● **What the exercise asks**
Output all of the entries below precisely as written.

(Entries taken from a collection)
----
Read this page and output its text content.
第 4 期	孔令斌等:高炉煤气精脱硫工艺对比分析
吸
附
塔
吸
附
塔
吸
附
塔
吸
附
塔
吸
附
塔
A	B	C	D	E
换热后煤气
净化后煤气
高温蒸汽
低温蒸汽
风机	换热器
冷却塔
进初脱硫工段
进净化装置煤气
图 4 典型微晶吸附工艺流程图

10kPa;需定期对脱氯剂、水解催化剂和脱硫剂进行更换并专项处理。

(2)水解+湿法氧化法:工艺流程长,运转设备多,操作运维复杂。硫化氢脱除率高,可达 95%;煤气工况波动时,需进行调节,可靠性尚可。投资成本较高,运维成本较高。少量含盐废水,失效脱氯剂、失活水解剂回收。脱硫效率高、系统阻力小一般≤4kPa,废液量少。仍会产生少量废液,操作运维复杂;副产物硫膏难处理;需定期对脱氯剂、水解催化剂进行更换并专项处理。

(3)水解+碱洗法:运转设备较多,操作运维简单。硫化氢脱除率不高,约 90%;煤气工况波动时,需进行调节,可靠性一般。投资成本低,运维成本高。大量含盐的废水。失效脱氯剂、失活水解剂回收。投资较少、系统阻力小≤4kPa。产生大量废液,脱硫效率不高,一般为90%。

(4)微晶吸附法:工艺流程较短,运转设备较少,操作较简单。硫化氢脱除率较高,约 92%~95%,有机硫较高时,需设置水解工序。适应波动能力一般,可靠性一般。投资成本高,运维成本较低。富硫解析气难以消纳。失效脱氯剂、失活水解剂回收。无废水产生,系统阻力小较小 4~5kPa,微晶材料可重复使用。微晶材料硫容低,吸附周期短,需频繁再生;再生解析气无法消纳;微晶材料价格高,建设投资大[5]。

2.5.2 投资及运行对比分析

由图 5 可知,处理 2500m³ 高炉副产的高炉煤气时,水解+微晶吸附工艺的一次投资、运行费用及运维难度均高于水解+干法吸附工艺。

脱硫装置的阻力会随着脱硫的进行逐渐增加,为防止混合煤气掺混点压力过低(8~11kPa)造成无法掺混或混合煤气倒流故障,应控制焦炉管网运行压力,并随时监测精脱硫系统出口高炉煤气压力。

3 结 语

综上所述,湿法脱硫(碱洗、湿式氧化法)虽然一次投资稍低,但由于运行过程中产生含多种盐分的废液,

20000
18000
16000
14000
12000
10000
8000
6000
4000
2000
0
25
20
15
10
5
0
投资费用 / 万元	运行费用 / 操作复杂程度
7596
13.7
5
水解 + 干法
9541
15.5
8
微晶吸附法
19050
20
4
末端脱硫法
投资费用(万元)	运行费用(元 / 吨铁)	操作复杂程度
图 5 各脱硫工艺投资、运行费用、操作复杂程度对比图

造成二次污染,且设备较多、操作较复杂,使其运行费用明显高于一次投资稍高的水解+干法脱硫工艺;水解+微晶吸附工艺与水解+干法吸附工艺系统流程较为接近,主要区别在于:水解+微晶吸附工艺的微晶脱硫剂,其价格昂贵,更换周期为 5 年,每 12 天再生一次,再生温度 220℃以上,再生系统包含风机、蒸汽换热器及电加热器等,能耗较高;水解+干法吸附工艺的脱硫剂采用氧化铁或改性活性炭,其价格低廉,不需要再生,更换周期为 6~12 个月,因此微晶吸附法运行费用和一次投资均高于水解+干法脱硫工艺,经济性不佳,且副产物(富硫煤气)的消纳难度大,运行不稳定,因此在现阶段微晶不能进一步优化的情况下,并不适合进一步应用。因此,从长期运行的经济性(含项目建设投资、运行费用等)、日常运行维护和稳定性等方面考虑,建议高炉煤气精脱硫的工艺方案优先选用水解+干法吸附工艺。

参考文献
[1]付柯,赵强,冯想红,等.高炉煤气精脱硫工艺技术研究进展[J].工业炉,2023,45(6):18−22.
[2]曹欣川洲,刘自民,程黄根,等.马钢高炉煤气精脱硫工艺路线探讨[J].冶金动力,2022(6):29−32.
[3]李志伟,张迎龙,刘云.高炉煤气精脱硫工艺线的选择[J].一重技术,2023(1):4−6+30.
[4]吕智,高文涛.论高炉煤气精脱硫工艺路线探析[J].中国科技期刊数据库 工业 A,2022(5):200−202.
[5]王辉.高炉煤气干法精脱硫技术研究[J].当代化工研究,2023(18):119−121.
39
----
● **The output**
Read this page and output its text content.
第 4 期	孔令斌等:高炉煤气精脱硫工艺对比分析
吸
附
塔
吸
附
塔
吸
附
塔
吸
附
塔
吸
附
塔
A	B	C	D	E
换热后煤气
净化后煤气
高温蒸汽
低温蒸汽
风机	换热器
冷却塔
进初脱硫工段
进净化装置煤气
图 4 典型微晶吸附工艺流程图

10kPa;需定期对脱氯剂、水解催化剂和脱硫剂进行更换并专项处理。

(2)水解+湿法氧化法:工艺流程长,运转设备多,操作运维复杂。硫化氢脱除率高,可达 95%;煤气工况波动时,需进行调节,可靠性尚可。投资成本较高,运维成本较高。少量含盐废水,失效脱氯剂、失活水解剂回收。脱硫效率高、系统阻力小一般≤4kPa,废液量少。仍会产生少量废液,操作运维复杂;副产物硫膏难处理;需定期对脱氯剂、水解催化剂进行更换并专项处理。

(3)水解+碱洗法:运转设备较多,操作运维简单。硫化氢脱除率不高,约 90%;煤气工况波动时,需进行调节,可靠性一般。投资成本低,运维成本高。大量含盐的废水。失效脱氯剂、失活水解剂回收。投资较少、系统阻力小≤4kPa。产生大量废液,脱硫效率不高,一般为90%。

(4)微晶吸附法:工艺流程较短,运转设备较少,操作较简单。硫化氢脱除率较高,约 92%~95%,有机硫较高时,需设置水解工序。适应波动能力一般,可靠性一般。投资成本高,运维成本较低。富硫解析气难以消纳。失效脱氯剂、失活水解剂回收。无废水产生,系统阻力小较小 4~5kPa,微晶材料可重复使用。微晶材料硫容低,吸附周期短,需频繁再生;再生解析气无法消纳;微晶材料价格高,建设投资大[5]。

2.5.2 投资及运行对比分析

由图 5 可知,处理 2500m³ 高炉副产的高炉煤气时,水解+微晶吸附工艺的一次投资、运行费用及运维难度均高于水解+干法吸附工艺。

脱硫装置的阻力会随着脱硫的进行逐渐增加,为防止混合煤气掺混点压力过低(8~11kPa)造成无法掺混或混合煤气倒流故障,应控制焦炉管网运行压力,并随时监测精脱硫系统出口高炉煤气压力。

3 结 语

综上所述,湿法脱硫(碱洗、湿式氧化法)虽然一次投资稍低,但由于运行过程中产生含多种盐分的废液,

20000
18000
16000
14000
12000
10000
8000
6000
4000
2000
0
25
20
15
10
5
0
投资费用 / 万元	运行费用 / 操作复杂程度
7596
13.7
5
水解 + 干法
9541
15.5
8
微晶吸附法
19050
20
4
末端脱硫法
投资费用(万元)	运行费用(元 / 吨铁)	操作复杂程度
图 5 各脱硫工艺投资、运行费用、操作复杂程度对比图

造成二次污染,且设备较多、操作较复杂,使其运行费用明显高于一次投资稍高的水解+干法脱硫工艺;水解+微晶吸附工艺与水解+干法吸附工艺系统流程较为接近,主要区别在于:水解+微晶吸附工艺的微晶脱硫剂,其价格昂贵,更换周期为 5 年,每 12 天再生一次,再生温度 220℃以上,再生系统包含风机、蒸汽换热器及电加热器等,能耗较高;水解+干法吸附工艺的脱硫剂采用氧化铁或改性活性炭,其价格低廉,不需要再生,更换周期为 6~12 个月,因此微晶吸附法运行费用和一次投资均高于水解+干法脱硫工艺,经济性不佳,且副产物(富硫煤气)的消纳难度大,运行不稳定,因此在现阶段微晶不能进一步优化的情况下,并不适合进一步应用。因此,从长期运行的经济性(含项目建设投资、运行费用等)、日常运行维护和稳定性等方面考虑,建议高炉煤气精脱硫的工艺方案优先选用水解+干法吸附工艺。

参考文献
[1]付柯,赵强,冯想红,等.高炉煤气精脱硫工艺技术研究进展[J].工业炉,2023,45(6):18−22.
[2]曹欣川洲,刘自民,程黄根,等.马钢高炉煤气精脱硫工艺路线探讨[J].冶金动力,2022(6):29−32.
[3]李志伟,张迎龙,刘云.高炉煤气精脱硫工艺线的选择[J].一重技术,2023(1):4−6+30.
[4]吕智,高文涛.论高炉煤气精脱硫工艺路线探析[J].中国科技期刊数据库 工业 A,2022(5):200−202.
[5]王辉.高炉煤气干法精脱硫技术研究[J].当代化工研究,2023(18):119−121.
39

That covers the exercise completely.